### DATA FOR THE TASK
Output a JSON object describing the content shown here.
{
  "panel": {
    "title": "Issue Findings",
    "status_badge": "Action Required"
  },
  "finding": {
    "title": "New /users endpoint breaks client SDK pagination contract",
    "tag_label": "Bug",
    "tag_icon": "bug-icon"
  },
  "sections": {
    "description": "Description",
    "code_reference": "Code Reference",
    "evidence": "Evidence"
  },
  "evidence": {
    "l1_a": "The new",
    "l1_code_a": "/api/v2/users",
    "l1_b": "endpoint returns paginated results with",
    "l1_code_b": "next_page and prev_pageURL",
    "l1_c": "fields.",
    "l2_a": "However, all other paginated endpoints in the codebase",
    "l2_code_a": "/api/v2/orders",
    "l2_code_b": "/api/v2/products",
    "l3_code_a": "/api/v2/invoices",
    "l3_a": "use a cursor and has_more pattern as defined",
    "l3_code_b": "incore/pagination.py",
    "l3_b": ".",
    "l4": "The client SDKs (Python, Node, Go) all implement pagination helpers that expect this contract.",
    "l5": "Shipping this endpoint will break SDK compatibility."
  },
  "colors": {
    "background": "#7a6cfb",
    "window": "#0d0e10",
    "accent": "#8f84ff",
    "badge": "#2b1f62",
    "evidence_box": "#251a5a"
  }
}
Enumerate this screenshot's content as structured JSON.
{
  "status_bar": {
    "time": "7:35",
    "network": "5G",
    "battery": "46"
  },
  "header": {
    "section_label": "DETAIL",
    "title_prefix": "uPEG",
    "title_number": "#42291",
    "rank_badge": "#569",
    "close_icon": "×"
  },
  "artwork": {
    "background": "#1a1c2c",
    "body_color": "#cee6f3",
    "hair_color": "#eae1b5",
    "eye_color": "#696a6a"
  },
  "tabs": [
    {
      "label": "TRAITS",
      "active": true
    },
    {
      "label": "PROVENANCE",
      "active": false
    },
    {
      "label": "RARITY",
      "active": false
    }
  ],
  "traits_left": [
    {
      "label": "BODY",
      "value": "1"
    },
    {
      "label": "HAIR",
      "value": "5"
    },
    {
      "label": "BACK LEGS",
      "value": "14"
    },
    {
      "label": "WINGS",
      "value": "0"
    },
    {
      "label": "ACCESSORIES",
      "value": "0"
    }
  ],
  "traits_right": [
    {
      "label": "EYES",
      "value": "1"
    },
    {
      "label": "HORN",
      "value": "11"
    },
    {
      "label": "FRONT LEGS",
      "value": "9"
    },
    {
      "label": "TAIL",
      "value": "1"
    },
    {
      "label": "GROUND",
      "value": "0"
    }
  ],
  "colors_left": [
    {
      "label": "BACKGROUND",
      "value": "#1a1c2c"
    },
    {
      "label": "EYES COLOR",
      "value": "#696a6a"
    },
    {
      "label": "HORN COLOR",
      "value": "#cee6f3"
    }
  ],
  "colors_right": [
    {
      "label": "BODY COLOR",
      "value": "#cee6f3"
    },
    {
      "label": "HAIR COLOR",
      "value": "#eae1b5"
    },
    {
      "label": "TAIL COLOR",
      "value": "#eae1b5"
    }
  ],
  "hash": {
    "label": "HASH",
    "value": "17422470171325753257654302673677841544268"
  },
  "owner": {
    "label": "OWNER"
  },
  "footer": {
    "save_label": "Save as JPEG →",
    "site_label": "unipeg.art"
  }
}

### WHAT TO WORK ON
Set down all of the records shown above once more, exactly.

### REPLY TO THE TASK
Output a JSON object describing the content shown here.
{
  "panel": {
    "title": "Issue Findings",
    "status_badge": "Action Required"
  },
  "finding": {
    "title": "New /users endpoint breaks client SDK pagination contract",
    "tag_label": "Bug",
    "tag_icon": "bug-icon"
  },
  "sections": {
    "description": "Description",
    "code_reference": "Code Reference",
    "evidence": "Evidence"
  },
  "evidence": {
    "l1_a": "The new",
    "l1_code_a": "/api/v2/users",
    "l1_b": "endpoint returns paginated results with",
    "l1_code_b": "next_page and prev_pageURL",
    "l1_c": "fields.",
    "l2_a": "However, all other paginated endpoints in the codebase",
    "l2_code_a": "/api/v2/orders",
    "l2_code_b": "/api/v2/products",
    "l3_code_a": "/api/v2/invoices",
    "l3_a": "use a cursor and has_more pattern as defined",
    "l3_code_b": "incore/pagination.py",
    "l3_b": ".",
    "l4": "The client SDKs (Python, Node, Go) all implement pagination helpers that expect this contract.",
    "l5": "Shipping this endpoint will break SDK compatibility."
  },
  "colors": {
    "background": "#7a6cfb",
    "window": "#0d0e10",
    "accent": "#8f84ff",
    "badge": "#2b1f62",
    "evidence_box": "#251a5a"
  }
}
Enumerate this screenshot's content as structured JSON.
{
  "status_bar": {
    "time": "7:35",
    "network": "5G",
    "battery": "46"
  },
  "header": {
    "section_label": "DETAIL",
    "title_prefix": "uPEG",
    "title_number": "#42291",
    "rank_badge": "#569",
    "close_icon": "×"
  },
  "artwork": {
    "background": "#1a1c2c",
    "body_color": "#cee6f3",
    "hair_color": "#eae1b5",
    "eye_color": "#696a6a"
  },
  "tabs": [
    {
      "label": "TRAITS",
      "active": true
    },
    {
      "label": "PROVENANCE",
      "active": false
    },
    {
      "label": "RARITY",
      "active": false
    }
  ],
  "traits_left": [
    {
      "label": "BODY",
      "value": "1"
    },
    {
      "label": "HAIR",
      "value": "5"
    },
    {
      "label": "BACK LEGS",
      "value": "14"
    },
    {
      "label": "WINGS",
      "value": "0"
    },
    {
      "label": "ACCESSORIES",
      "value": "0"
    }
  ],
  "traits_right": [
    {
      "label": "EYES",
      "value": "1"
    },
    {
      "label": "HORN",
      "value": "11"
    },
    {
      "label": "FRONT LEGS",
      "value": "9"
    },
    {
      "label": "TAIL",
      "value": "1"
    },
    {
      "label": "GROUND",
      "value": "0"
    }
  ],
  "colors_left": [
    {
      "label": "BACKGROUND",
      "value": "#1a1c2c"
    },
    {
      "label": "EYES COLOR",
      "value": "#696a6a"
    },
    {
      "label": "HORN COLOR",
      "value": "#cee6f3"
    }
  ],
  "colors_right": [
    {
      "label": "BODY COLOR",
      "value": "#cee6f3"
    },
    {
      "label": "HAIR COLOR",
      "value": "#eae1b5"
    },
    {
      "label": "TAIL COLOR",
      "value": "#eae1b5"
    }
  ],
  "hash": {
    "label": "HASH",
    "value": "17422470171325753257654302673677841544268"
  },
  "owner": {
    "label": "OWNER"
  },
  "footer": {
    "save_label": "Save as JPEG →",
    "site_label": "unipeg.art"
  }
}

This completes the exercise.